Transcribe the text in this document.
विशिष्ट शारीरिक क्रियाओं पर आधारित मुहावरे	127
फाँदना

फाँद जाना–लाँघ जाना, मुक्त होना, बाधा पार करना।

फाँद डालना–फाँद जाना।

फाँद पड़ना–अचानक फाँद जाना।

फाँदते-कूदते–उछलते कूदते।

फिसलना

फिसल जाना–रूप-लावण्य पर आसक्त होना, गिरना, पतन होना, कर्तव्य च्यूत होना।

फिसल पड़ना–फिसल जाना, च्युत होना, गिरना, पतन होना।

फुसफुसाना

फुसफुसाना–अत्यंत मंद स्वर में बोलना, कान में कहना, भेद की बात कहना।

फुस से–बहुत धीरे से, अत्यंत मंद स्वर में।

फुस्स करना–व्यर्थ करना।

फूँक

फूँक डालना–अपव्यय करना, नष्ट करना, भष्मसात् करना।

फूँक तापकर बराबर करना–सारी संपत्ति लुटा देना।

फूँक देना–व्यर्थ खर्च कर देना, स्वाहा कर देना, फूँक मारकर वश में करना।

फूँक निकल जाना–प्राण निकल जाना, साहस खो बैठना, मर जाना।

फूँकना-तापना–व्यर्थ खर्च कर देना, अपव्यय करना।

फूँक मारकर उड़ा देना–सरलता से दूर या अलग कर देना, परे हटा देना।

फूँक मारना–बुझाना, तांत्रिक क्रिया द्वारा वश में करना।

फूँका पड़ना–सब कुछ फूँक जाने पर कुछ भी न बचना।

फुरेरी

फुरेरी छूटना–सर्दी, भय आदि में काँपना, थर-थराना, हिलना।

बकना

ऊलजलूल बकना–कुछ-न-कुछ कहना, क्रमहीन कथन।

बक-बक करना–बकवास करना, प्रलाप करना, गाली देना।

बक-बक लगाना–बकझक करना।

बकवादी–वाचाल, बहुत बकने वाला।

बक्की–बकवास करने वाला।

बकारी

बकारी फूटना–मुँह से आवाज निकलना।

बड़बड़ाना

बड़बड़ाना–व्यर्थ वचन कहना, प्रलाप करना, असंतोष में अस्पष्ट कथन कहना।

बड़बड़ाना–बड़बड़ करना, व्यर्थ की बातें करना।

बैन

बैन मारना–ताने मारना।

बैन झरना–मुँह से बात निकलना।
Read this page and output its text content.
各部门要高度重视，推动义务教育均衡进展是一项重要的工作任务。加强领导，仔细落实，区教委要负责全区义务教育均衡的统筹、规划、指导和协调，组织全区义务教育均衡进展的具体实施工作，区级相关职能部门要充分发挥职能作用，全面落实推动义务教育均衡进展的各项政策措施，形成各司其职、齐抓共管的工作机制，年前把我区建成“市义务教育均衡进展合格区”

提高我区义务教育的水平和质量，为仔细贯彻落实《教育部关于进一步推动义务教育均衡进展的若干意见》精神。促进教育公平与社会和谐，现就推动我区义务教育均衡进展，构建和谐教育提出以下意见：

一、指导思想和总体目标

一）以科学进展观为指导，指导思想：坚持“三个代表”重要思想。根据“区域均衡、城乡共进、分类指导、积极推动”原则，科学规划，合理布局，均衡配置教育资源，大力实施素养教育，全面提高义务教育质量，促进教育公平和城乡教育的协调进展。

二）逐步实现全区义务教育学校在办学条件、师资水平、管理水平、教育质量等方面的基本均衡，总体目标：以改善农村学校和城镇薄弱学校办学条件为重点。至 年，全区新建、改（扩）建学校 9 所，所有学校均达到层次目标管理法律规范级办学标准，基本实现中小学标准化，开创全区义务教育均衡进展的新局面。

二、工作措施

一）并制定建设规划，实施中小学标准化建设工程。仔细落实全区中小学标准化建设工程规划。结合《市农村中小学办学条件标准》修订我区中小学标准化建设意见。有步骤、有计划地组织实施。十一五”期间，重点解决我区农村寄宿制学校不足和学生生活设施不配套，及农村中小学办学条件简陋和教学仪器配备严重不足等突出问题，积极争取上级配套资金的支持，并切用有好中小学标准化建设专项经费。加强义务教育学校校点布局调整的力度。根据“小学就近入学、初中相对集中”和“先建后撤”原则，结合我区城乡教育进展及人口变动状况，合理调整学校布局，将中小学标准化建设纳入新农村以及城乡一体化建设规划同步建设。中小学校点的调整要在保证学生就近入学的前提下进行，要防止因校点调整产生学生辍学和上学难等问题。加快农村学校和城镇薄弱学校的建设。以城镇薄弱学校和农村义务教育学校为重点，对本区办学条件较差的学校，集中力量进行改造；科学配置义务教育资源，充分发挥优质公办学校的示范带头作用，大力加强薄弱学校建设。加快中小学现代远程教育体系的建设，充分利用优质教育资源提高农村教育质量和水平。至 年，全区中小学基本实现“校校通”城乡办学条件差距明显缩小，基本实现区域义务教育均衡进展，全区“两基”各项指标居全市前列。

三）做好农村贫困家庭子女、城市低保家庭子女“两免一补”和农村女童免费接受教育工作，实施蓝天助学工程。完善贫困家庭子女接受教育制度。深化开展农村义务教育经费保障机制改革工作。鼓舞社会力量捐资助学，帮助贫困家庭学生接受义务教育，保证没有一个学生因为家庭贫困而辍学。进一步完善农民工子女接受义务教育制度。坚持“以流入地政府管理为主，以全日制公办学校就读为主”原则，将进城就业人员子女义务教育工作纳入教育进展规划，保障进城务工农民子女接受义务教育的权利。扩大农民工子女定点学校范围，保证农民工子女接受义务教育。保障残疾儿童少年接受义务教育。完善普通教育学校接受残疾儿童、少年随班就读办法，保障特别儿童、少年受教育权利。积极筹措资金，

REQUIRED TASK: Quote each line of the listing above exactly.

RESULT BELOW:
Transcribe the text in this document.
विशिष्ट शारीरिक क्रियाओं पर आधारित मुहावरे	127
फाँदना

फाँद जाना–लाँघ जाना, मुक्त होना, बाधा पार करना।

फाँद डालना–फाँद जाना।

फाँद पड़ना–अचानक फाँद जाना।

फाँदते-कूदते–उछलते कूदते।

फिसलना

फिसल जाना–रूप-लावण्य पर आसक्त होना, गिरना, पतन होना, कर्तव्य च्यूत होना।

फिसल पड़ना–फिसल जाना, च्युत होना, गिरना, पतन होना।

फुसफुसाना

फुसफुसाना–अत्यंत मंद स्वर में बोलना, कान में कहना, भेद की बात कहना।

फुस से–बहुत धीरे से, अत्यंत मंद स्वर में।

फुस्स करना–व्यर्थ करना।

फूँक

फूँक डालना–अपव्यय करना, नष्ट करना, भष्मसात् करना।

फूँक तापकर बराबर करना–सारी संपत्ति लुटा देना।

फूँक देना–व्यर्थ खर्च कर देना, स्वाहा कर देना, फूँक मारकर वश में करना।

फूँक निकल जाना–प्राण निकल जाना, साहस खो बैठना, मर जाना।

फूँकना-तापना–व्यर्थ खर्च कर देना, अपव्यय करना।

फूँक मारकर उड़ा देना–सरलता से दूर या अलग कर देना, परे हटा देना।

फूँक मारना–बुझाना, तांत्रिक क्रिया द्वारा वश में करना।

फूँका पड़ना–सब कुछ फूँक जाने पर कुछ भी न बचना।

फुरेरी

फुरेरी छूटना–सर्दी, भय आदि में काँपना, थर-थराना, हिलना।

बकना

ऊलजलूल बकना–कुछ-न-कुछ कहना, क्रमहीन कथन।

बक-बक करना–बकवास करना, प्रलाप करना, गाली देना।

बक-बक लगाना–बकझक करना।

बकवादी–वाचाल, बहुत बकने वाला।

बक्की–बकवास करने वाला।

बकारी

बकारी फूटना–मुँह से आवाज निकलना।

बड़बड़ाना

बड़बड़ाना–व्यर्थ वचन कहना, प्रलाप करना, असंतोष में अस्पष्ट कथन कहना।

बड़बड़ाना–बड़बड़ करना, व्यर्थ की बातें करना।

बैन

बैन मारना–ताने मारना।

बैन झरना–मुँह से बात निकलना।
Read this page and output its text content.
各部门要高度重视，推动义务教育均衡进展是一项重要的工作任务。加强领导，仔细落实，区教委要负责全区义务教育均衡的统筹、规划、指导和协调，组织全区义务教育均衡进展的具体实施工作，区级相关职能部门要充分发挥职能作用，全面落实推动义务教育均衡进展的各项政策措施，形成各司其职、齐抓共管的工作机制，年前把我区建成“市义务教育均衡进展合格区”

提高我区义务教育的水平和质量，为仔细贯彻落实《教育部关于进一步推动义务教育均衡进展的若干意见》精神。促进教育公平与社会和谐，现就推动我区义务教育均衡进展，构建和谐教育提出以下意见：

一、指导思想和总体目标

一）以科学进展观为指导，指导思想：坚持“三个代表”重要思想。根据“区域均衡、城乡共进、分类指导、积极推动”原则，科学规划，合理布局，均衡配置教育资源，大力实施素养教育，全面提高义务教育质量，促进教育公平和城乡教育的协调进展。

二）逐步实现全区义务教育学校在办学条件、师资水平、管理水平、教育质量等方面的基本均衡，总体目标：以改善农村学校和城镇薄弱学校办学条件为重点。至 年，全区新建、改（扩）建学校 9 所，所有学校均达到层次目标管理法律规范级办学标准，基本实现中小学标准化，开创全区义务教育均衡进展的新局面。

二、工作措施

一）并制定建设规划，实施中小学标准化建设工程。仔细落实全区中小学标准化建设工程规划。结合《市农村中小学办学条件标准》修订我区中小学标准化建设意见。有步骤、有计划地组织实施。十一五”期间，重点解决我区农村寄宿制学校不足和学生生活设施不配套，及农村中小学办学条件简陋和教学仪器配备严重不足等突出问题，积极争取上级配套资金的支持，并切用有好中小学标准化建设专项经费。加强义务教育学校校点布局调整的力度。根据“小学就近入学、初中相对集中”和“先建后撤”原则，结合我区城乡教育进展及人口变动状况，合理调整学校布局，将中小学标准化建设纳入新农村以及城乡一体化建设规划同步建设。中小学校点的调整要在保证学生就近入学的前提下进行，要防止因校点调整产生学生辍学和上学难等问题。加快农村学校和城镇薄弱学校的建设。以城镇薄弱学校和农村义务教育学校为重点，对本区办学条件较差的学校，集中力量进行改造；科学配置义务教育资源，充分发挥优质公办学校的示范带头作用，大力加强薄弱学校建设。加快中小学现代远程教育体系的建设，充分利用优质教育资源提高农村教育质量和水平。至 年，全区中小学基本实现“校校通”城乡办学条件差距明显缩小，基本实现区域义务教育均衡进展，全区“两基”各项指标居全市前列。

三）做好农村贫困家庭子女、城市低保家庭子女“两免一补”和农村女童免费接受教育工作，实施蓝天助学工程。完善贫困家庭子女接受教育制度。深化开展农村义务教育经费保障机制改革工作。鼓舞社会力量捐资助学，帮助贫困家庭学生接受义务教育，保证没有一个学生因为家庭贫困而辍学。进一步完善农民工子女接受义务教育制度。坚持“以流入地政府管理为主，以全日制公办学校就读为主”原则，将进城就业人员子女义务教育工作纳入教育进展规划，保障进城务工农民子女接受义务教育的权利。扩大农民工子女定点学校范围，保证农民工子女接受义务教育。保障残疾儿童少年接受义务教育。完善普通教育学校接受残疾儿童、少年随班就读办法，保障特别儿童、少年受教育权利。积极筹措资金，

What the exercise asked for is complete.